Data rows →

○ ○ ○ ○ ○

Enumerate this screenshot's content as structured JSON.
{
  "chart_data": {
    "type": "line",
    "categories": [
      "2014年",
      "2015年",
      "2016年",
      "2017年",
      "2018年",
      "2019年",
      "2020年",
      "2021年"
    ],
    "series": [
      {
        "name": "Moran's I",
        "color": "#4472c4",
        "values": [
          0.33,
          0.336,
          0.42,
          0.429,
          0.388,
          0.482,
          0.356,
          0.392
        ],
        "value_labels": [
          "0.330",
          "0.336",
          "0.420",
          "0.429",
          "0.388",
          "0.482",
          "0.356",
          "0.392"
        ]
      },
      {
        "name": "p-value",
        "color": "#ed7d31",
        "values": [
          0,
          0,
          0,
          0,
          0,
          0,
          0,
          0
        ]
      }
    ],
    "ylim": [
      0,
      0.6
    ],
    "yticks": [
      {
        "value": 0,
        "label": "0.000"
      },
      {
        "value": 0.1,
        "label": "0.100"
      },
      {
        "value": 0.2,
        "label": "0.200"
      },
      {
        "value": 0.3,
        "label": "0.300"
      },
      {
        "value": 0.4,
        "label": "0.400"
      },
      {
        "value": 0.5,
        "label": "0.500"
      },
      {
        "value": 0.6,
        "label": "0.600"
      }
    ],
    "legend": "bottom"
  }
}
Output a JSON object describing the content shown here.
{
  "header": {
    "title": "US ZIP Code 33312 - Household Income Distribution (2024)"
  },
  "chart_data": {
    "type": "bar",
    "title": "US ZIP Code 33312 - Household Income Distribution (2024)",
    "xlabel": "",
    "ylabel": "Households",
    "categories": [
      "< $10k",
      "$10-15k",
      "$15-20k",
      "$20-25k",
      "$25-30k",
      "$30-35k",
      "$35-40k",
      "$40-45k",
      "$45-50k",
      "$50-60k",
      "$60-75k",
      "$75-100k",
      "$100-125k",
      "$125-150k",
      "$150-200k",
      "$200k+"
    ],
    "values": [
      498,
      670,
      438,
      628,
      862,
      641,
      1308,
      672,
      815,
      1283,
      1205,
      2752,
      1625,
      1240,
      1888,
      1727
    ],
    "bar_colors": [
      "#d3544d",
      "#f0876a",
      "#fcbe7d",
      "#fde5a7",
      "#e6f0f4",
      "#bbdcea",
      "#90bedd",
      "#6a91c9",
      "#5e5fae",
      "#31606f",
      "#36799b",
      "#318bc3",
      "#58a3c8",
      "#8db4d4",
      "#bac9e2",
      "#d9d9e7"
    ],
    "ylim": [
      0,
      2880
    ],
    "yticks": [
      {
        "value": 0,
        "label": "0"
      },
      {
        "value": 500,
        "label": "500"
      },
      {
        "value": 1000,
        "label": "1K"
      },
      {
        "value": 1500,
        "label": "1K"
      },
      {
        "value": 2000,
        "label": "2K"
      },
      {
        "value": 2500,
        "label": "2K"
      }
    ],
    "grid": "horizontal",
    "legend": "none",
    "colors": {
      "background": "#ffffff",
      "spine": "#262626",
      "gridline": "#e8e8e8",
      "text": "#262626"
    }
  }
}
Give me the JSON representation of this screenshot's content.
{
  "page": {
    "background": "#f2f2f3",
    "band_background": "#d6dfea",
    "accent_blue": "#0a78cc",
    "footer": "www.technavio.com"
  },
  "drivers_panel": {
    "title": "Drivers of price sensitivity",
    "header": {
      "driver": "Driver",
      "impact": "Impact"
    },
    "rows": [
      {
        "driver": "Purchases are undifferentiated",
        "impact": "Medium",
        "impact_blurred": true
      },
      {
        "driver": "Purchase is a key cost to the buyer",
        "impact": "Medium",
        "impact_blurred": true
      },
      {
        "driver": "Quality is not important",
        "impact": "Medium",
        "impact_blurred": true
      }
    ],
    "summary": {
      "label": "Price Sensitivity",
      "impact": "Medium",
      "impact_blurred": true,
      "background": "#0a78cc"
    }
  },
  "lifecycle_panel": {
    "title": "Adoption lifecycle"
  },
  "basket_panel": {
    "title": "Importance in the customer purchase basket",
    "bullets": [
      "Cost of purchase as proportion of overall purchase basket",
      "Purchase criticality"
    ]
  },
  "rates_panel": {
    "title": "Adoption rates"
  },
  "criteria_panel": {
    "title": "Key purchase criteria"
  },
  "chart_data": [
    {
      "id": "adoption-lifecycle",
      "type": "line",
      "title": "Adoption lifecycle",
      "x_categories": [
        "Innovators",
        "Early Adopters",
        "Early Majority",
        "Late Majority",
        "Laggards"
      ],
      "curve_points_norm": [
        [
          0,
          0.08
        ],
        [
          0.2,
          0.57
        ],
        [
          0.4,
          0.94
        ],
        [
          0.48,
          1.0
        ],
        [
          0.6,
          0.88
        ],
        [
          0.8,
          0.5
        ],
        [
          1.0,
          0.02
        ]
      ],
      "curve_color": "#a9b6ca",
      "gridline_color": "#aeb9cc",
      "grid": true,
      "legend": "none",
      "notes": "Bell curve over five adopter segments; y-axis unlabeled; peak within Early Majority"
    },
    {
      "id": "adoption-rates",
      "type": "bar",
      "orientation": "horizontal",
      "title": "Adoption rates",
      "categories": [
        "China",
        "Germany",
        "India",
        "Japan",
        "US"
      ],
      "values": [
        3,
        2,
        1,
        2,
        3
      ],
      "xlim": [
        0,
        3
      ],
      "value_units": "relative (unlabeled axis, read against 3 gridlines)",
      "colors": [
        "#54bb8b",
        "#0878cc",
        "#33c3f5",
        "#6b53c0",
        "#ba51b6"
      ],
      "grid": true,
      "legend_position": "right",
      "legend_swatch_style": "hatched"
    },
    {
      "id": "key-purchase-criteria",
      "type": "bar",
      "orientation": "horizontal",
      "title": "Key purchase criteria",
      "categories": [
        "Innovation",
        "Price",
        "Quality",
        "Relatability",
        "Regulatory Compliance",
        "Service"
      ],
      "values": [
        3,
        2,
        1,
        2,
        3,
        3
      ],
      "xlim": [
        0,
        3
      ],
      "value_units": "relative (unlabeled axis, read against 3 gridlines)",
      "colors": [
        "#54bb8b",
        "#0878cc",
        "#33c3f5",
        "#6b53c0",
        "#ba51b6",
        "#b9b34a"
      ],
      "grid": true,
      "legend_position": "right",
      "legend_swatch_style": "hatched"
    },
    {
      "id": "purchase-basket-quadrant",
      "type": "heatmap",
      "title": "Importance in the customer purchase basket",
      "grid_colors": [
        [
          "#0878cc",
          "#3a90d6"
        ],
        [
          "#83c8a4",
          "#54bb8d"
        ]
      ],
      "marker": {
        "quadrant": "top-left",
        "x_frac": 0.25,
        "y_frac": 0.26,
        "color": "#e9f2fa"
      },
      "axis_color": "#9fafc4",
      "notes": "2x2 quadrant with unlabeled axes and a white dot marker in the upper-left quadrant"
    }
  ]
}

○ ○ ○ ○ ○

To be done → Your task is to retype all the records above with nothing left out.

Finished exercise →
Enumerate this screenshot's content as structured JSON.
{
  "chart_data": {
    "type": "line",
    "categories": [
      "2014年",
      "2015年",
      "2016年",
      "2017年",
      "2018年",
      "2019年",
      "2020年",
      "2021年"
    ],
    "series": [
      {
        "name": "Moran's I",
        "color": "#4472c4",
        "values": [
          0.33,
          0.336,
          0.42,
          0.429,
          0.388,
          0.482,
          0.356,
          0.392
        ],
        "value_labels": [
          "0.330",
          "0.336",
          "0.420",
          "0.429",
          "0.388",
          "0.482",
          "0.356",
          "0.392"
        ]
      },
      {
        "name": "p-value",
        "color": "#ed7d31",
        "values": [
          0,
          0,
          0,
          0,
          0,
          0,
          0,
          0
        ]
      }
    ],
    "ylim": [
      0,
      0.6
    ],
    "yticks": [
      {
        "value": 0,
        "label": "0.000"
      },
      {
        "value": 0.1,
        "label": "0.100"
      },
      {
        "value": 0.2,
        "label": "0.200"
      },
      {
        "value": 0.3,
        "label": "0.300"
      },
      {
        "value": 0.4,
        "label": "0.400"
      },
      {
        "value": 0.5,
        "label": "0.500"
      },
      {
        "value": 0.6,
        "label": "0.600"
      }
    ],
    "legend": "bottom"
  }
}
Output a JSON object describing the content shown here.
{
  "header": {
    "title": "US ZIP Code 33312 - Household Income Distribution (2024)"
  },
  "chart_data": {
    "type": "bar",
    "title": "US ZIP Code 33312 - Household Income Distribution (2024)",
    "xlabel": "",
    "ylabel": "Households",
    "categories": [
      "< $10k",
      "$10-15k",
      "$15-20k",
      "$20-25k",
      "$25-30k",
      "$30-35k",
      "$35-40k",
      "$40-45k",
      "$45-50k",
      "$50-60k",
      "$60-75k",
      "$75-100k",
      "$100-125k",
      "$125-150k",
      "$150-200k",
      "$200k+"
    ],
    "values": [
      498,
      670,
      438,
      628,
      862,
      641,
      1308,
      672,
      815,
      1283,
      1205,
      2752,
      1625,
      1240,
      1888,
      1727
    ],
    "bar_colors": [
      "#d3544d",
      "#f0876a",
      "#fcbe7d",
      "#fde5a7",
      "#e6f0f4",
      "#bbdcea",
      "#90bedd",
      "#6a91c9",
      "#5e5fae",
      "#31606f",
      "#36799b",
      "#318bc3",
      "#58a3c8",
      "#8db4d4",
      "#bac9e2",
      "#d9d9e7"
    ],
    "ylim": [
      0,
      2880
    ],
    "yticks": [
      {
        "value": 0,
        "label": "0"
      },
      {
        "value": 500,
        "label": "500"
      },
      {
        "value": 1000,
        "label": "1K"
      },
      {
        "value": 1500,
        "label": "1K"
      },
      {
        "value": 2000,
        "label": "2K"
      },
      {
        "value": 2500,
        "label": "2K"
      }
    ],
    "grid": "horizontal",
    "legend": "none",
    "colors": {
      "background": "#ffffff",
      "spine": "#262626",
      "gridline": "#e8e8e8",
      "text": "#262626"
    }
  }
}
Give me the JSON representation of this screenshot's content.
{
  "page": {
    "background": "#f2f2f3",
    "band_background": "#d6dfea",
    "accent_blue": "#0a78cc",
    "footer": "www.technavio.com"
  },
  "drivers_panel": {
    "title": "Drivers of price sensitivity",
    "header": {
      "driver": "Driver",
      "impact": "Impact"
    },
    "rows": [
      {
        "driver": "Purchases are undifferentiated",
        "impact": "Medium",
        "impact_blurred": true
      },
      {
        "driver": "Purchase is a key cost to the buyer",
        "impact": "Medium",
        "impact_blurred": true
      },
      {
        "driver": "Quality is not important",
        "impact": "Medium",
        "impact_blurred": true
      }
    ],
    "summary": {
      "label": "Price Sensitivity",
      "impact": "Medium",
      "impact_blurred": true,
      "background": "#0a78cc"
    }
  },
  "lifecycle_panel": {
    "title": "Adoption lifecycle"
  },
  "basket_panel": {
    "title": "Importance in the customer purchase basket",
    "bullets": [
      "Cost of purchase as proportion of overall purchase basket",
      "Purchase criticality"
    ]
  },
  "rates_panel": {
    "title": "Adoption rates"
  },
  "criteria_panel": {
    "title": "Key purchase criteria"
  },
  "chart_data": [
    {
      "id": "adoption-lifecycle",
      "type": "line",
      "title": "Adoption lifecycle",
      "x_categories": [
        "Innovators",
        "Early Adopters",
        "Early Majority",
        "Late Majority",
        "Laggards"
      ],
      "curve_points_norm": [
        [
          0,
          0.08
        ],
        [
          0.2,
          0.57
        ],
        [
          0.4,
          0.94
        ],
        [
          0.48,
          1.0
        ],
        [
          0.6,
          0.88
        ],
        [
          0.8,
          0.5
        ],
        [
          1.0,
          0.02
        ]
      ],
      "curve_color": "#a9b6ca",
      "gridline_color": "#aeb9cc",
      "grid": true,
      "legend": "none",
      "notes": "Bell curve over five adopter segments; y-axis unlabeled; peak within Early Majority"
    },
    {
      "id": "adoption-rates",
      "type": "bar",
      "orientation": "horizontal",
      "title": "Adoption rates",
      "categories": [
        "China",
        "Germany",
        "India",
        "Japan",
        "US"
      ],
      "values": [
        3,
        2,
        1,
        2,
        3
      ],
      "xlim": [
        0,
        3
      ],
      "value_units": "relative (unlabeled axis, read against 3 gridlines)",
      "colors": [
        "#54bb8b",
        "#0878cc",
        "#33c3f5",
        "#6b53c0",
        "#ba51b6"
      ],
      "grid": true,
      "legend_position": "right",
      "legend_swatch_style": "hatched"
    },
    {
      "id": "key-purchase-criteria",
      "type": "bar",
      "orientation": "horizontal",
      "title": "Key purchase criteria",
      "categories": [
        "Innovation",
        "Price",
        "Quality",
        "Relatability",
        "Regulatory Compliance",
        "Service"
      ],
      "values": [
        3,
        2,
        1,
        2,
        3,
        3
      ],
      "xlim": [
        0,
        3
      ],
      "value_units": "relative (unlabeled axis, read against 3 gridlines)",
      "colors": [
        "#54bb8b",
        "#0878cc",
        "#33c3f5",
        "#6b53c0",
        "#ba51b6",
        "#b9b34a"
      ],
      "grid": true,
      "legend_position": "right",
      "legend_swatch_style": "hatched"
    },
    {
      "id": "purchase-basket-quadrant",
      "type": "heatmap",
      "title": "Importance in the customer purchase basket",
      "grid_colors": [
        [
          "#0878cc",
          "#3a90d6"
        ],
        [
          "#83c8a4",
          "#54bb8d"
        ]
      ],
      "marker": {
        "quadrant": "top-left",
        "x_frac": 0.25,
        "y_frac": 0.26,
        "color": "#e9f2fa"
      },
      "axis_color": "#9fafc4",
      "notes": "2x2 quadrant with unlabeled axes and a white dot marker in the upper-left quadrant"
    }
  ]
}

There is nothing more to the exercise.